Aim of the task — Find the word "title" in the material below and gather every line that contains it.

(Dataset records)

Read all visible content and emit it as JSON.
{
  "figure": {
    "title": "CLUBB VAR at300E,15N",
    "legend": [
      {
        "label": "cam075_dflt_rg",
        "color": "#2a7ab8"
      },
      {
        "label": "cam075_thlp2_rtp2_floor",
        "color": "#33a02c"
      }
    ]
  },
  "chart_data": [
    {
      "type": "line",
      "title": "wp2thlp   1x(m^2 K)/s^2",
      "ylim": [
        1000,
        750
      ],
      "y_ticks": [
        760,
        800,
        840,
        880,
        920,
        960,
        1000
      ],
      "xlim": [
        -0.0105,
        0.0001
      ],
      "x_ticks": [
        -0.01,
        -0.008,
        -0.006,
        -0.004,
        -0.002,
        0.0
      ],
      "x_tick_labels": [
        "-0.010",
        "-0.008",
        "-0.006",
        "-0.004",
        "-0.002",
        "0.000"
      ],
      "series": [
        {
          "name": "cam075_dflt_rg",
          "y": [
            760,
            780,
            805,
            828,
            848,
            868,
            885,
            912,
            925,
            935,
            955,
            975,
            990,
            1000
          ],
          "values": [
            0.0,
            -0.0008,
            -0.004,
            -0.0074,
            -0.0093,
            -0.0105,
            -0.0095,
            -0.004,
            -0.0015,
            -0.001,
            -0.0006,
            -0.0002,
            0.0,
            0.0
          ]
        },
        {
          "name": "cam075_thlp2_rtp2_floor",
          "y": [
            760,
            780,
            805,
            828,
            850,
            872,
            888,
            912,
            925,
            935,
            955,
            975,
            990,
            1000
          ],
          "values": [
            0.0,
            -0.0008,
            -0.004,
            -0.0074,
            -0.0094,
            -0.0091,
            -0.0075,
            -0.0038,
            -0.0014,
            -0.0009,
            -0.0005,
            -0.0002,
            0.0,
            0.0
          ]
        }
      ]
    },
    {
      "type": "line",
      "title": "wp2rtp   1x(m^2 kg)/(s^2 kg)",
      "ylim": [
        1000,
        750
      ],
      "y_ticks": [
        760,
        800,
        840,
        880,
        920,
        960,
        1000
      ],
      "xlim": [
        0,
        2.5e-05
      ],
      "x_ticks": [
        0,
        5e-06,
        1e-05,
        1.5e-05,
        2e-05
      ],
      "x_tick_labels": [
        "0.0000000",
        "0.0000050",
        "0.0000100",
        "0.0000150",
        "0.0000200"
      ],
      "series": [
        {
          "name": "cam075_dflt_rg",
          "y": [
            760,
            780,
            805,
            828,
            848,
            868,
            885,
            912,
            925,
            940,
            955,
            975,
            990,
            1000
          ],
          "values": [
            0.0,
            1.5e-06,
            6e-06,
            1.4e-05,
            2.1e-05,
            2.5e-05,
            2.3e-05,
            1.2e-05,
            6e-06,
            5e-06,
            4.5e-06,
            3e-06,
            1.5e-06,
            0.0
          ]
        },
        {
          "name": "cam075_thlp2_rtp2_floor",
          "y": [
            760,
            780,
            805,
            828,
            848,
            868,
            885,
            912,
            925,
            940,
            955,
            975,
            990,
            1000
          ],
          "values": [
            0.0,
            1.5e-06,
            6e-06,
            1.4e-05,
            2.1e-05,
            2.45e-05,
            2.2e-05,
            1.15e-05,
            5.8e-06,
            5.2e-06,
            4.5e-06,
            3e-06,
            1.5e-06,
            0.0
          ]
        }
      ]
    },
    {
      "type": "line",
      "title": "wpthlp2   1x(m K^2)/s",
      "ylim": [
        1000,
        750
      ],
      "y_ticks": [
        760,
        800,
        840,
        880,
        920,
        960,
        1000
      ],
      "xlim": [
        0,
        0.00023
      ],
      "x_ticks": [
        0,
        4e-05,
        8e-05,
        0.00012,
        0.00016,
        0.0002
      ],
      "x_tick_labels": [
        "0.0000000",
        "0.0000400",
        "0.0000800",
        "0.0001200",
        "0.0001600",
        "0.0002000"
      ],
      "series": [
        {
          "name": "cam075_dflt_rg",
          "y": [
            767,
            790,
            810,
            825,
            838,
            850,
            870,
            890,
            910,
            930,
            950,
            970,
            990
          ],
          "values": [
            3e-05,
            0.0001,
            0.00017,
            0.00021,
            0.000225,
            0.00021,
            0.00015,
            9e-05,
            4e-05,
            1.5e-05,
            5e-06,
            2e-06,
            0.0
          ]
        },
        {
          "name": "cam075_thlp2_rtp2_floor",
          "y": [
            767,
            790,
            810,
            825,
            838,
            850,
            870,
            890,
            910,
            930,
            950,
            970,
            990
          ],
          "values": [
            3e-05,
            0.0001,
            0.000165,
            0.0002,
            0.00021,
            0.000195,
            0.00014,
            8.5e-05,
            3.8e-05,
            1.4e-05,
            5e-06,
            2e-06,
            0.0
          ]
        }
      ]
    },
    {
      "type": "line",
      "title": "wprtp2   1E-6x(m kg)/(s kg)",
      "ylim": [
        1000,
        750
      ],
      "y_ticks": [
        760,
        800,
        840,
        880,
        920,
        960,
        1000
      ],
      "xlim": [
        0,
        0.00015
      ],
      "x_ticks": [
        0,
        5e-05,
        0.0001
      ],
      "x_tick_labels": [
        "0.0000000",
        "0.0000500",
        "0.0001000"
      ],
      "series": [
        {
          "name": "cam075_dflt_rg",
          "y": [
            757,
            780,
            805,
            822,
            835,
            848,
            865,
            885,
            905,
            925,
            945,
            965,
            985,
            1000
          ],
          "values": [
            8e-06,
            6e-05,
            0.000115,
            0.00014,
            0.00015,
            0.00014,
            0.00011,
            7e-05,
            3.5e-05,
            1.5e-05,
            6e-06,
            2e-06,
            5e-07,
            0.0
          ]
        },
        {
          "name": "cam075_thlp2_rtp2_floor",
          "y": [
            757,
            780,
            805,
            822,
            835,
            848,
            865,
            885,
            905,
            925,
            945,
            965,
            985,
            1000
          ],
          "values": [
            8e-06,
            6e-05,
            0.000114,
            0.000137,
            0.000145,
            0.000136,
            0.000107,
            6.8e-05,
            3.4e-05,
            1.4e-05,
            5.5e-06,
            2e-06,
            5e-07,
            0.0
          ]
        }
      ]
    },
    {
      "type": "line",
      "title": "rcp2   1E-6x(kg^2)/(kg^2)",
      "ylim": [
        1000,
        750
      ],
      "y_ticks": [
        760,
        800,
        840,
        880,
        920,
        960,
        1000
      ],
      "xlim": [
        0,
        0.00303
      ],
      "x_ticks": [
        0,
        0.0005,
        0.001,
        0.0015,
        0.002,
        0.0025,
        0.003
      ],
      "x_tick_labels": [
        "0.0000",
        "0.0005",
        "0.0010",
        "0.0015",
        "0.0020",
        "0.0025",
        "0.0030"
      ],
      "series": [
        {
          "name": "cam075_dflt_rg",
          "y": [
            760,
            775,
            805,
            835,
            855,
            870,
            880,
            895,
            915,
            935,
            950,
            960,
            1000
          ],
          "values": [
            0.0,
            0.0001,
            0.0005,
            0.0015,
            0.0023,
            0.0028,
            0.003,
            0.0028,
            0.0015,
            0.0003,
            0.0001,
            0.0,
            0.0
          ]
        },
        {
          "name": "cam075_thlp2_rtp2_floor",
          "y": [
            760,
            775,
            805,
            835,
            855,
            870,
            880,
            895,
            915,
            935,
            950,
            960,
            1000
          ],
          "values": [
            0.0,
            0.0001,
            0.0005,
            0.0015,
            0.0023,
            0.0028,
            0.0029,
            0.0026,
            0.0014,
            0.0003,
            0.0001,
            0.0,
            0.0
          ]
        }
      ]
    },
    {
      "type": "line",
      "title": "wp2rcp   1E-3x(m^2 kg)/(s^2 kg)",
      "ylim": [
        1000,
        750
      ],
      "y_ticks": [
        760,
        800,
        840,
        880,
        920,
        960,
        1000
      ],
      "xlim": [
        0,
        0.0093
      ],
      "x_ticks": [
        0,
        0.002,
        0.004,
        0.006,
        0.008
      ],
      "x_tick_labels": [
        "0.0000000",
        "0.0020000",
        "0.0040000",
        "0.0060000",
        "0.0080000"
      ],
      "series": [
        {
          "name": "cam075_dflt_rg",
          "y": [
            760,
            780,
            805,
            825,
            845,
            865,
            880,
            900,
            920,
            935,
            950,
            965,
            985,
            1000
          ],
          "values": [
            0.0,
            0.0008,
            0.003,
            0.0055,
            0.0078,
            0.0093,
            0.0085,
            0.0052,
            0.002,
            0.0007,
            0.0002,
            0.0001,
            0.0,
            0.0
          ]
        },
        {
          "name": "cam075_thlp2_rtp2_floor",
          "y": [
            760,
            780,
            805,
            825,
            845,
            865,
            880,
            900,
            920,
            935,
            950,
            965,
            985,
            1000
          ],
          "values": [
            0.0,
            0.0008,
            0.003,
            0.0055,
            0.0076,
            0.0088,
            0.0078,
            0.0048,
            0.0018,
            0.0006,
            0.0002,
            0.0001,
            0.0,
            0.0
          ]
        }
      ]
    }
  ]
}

Task solution —
    "title": "CLUBB VAR at300E,15N",
      "title": "wp2thlp   1x(m^2 K)/s^2",
      "title": "wp2rtp   1x(m^2 kg)/(s^2 kg)",
      "title": "wpthlp2   1x(m K^2)/s",
      "title": "wprtp2   1E-6x(m kg)/(s kg)",
      "title": "rcp2   1E-6x(kg^2)/(kg^2)",
      "title": "wp2rcp   1E-3x(m^2 kg)/(s^2 kg)",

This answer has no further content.